[Begin Material shown]

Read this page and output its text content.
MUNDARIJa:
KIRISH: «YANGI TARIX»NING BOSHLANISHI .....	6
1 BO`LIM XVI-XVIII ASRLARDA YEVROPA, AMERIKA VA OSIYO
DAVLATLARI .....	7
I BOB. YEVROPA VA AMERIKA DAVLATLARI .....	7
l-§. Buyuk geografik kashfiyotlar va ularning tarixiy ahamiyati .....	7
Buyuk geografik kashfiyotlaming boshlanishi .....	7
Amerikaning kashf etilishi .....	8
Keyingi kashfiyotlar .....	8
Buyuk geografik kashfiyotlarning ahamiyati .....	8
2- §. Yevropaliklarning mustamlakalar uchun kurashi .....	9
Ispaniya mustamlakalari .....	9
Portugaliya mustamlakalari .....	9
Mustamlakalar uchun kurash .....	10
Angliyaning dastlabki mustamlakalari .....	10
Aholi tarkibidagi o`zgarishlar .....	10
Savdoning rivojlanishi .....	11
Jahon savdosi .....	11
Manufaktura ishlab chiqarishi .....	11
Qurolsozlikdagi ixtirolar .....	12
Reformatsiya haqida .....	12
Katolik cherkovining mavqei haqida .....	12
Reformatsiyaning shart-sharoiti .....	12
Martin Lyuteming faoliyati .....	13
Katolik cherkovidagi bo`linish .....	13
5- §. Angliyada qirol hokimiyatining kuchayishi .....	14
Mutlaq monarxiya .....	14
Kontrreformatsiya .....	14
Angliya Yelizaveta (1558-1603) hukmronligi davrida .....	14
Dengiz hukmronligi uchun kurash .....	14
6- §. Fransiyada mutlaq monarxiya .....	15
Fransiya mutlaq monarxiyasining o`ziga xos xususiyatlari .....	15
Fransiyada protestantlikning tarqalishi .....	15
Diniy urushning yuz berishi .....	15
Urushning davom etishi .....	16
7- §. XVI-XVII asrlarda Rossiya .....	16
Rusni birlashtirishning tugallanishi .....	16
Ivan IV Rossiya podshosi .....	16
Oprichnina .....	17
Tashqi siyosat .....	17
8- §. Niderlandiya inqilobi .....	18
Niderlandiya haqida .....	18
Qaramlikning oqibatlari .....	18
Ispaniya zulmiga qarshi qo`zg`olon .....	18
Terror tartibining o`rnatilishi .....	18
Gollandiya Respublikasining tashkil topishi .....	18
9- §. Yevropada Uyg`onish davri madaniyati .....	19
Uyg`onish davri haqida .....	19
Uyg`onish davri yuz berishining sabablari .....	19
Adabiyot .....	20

[End Material shown]

▸ Directions
Write out all the lines again, exactly as they are.

▸ Task output
Read this page and output its text content.
MUNDARIJa:
KIRISH: «YANGI TARIX»NING BOSHLANISHI .....	6
1 BO`LIM XVI-XVIII ASRLARDA YEVROPA, AMERIKA VA OSIYO
DAVLATLARI .....	7
I BOB. YEVROPA VA AMERIKA DAVLATLARI .....	7
l-§. Buyuk geografik kashfiyotlar va ularning tarixiy ahamiyati .....	7
Buyuk geografik kashfiyotlaming boshlanishi .....	7
Amerikaning kashf etilishi .....	8
Keyingi kashfiyotlar .....	8
Buyuk geografik kashfiyotlarning ahamiyati .....	8
2- §. Yevropaliklarning mustamlakalar uchun kurashi .....	9
Ispaniya mustamlakalari .....	9
Portugaliya mustamlakalari .....	9
Mustamlakalar uchun kurash .....	10
Angliyaning dastlabki mustamlakalari .....	10
Aholi tarkibidagi o`zgarishlar .....	10
Savdoning rivojlanishi .....	11
Jahon savdosi .....	11
Manufaktura ishlab chiqarishi .....	11
Qurolsozlikdagi ixtirolar .....	12
Reformatsiya haqida .....	12
Katolik cherkovining mavqei haqida .....	12
Reformatsiyaning shart-sharoiti .....	12
Martin Lyuteming faoliyati .....	13
Katolik cherkovidagi bo`linish .....	13
5- §. Angliyada qirol hokimiyatining kuchayishi .....	14
Mutlaq monarxiya .....	14
Kontrreformatsiya .....	14
Angliya Yelizaveta (1558-1603) hukmronligi davrida .....	14
Dengiz hukmronligi uchun kurash .....	14
6- §. Fransiyada mutlaq monarxiya .....	15
Fransiya mutlaq monarxiyasining o`ziga xos xususiyatlari .....	15
Fransiyada protestantlikning tarqalishi .....	15
Diniy urushning yuz berishi .....	15
Urushning davom etishi .....	16
7- §. XVI-XVII asrlarda Rossiya .....	16
Rusni birlashtirishning tugallanishi .....	16
Ivan IV Rossiya podshosi .....	16
Oprichnina .....	17
Tashqi siyosat .....	17
8- §. Niderlandiya inqilobi .....	18
Niderlandiya haqida .....	18
Qaramlikning oqibatlari .....	18
Ispaniya zulmiga qarshi qo`zg`olon .....	18
Terror tartibining o`rnatilishi .....	18
Gollandiya Respublikasining tashkil topishi .....	18
9- §. Yevropada Uyg`onish davri madaniyati .....	19
Uyg`onish davri haqida .....	19
Uyg`onish davri yuz berishining sabablari .....	19
Adabiyot .....	20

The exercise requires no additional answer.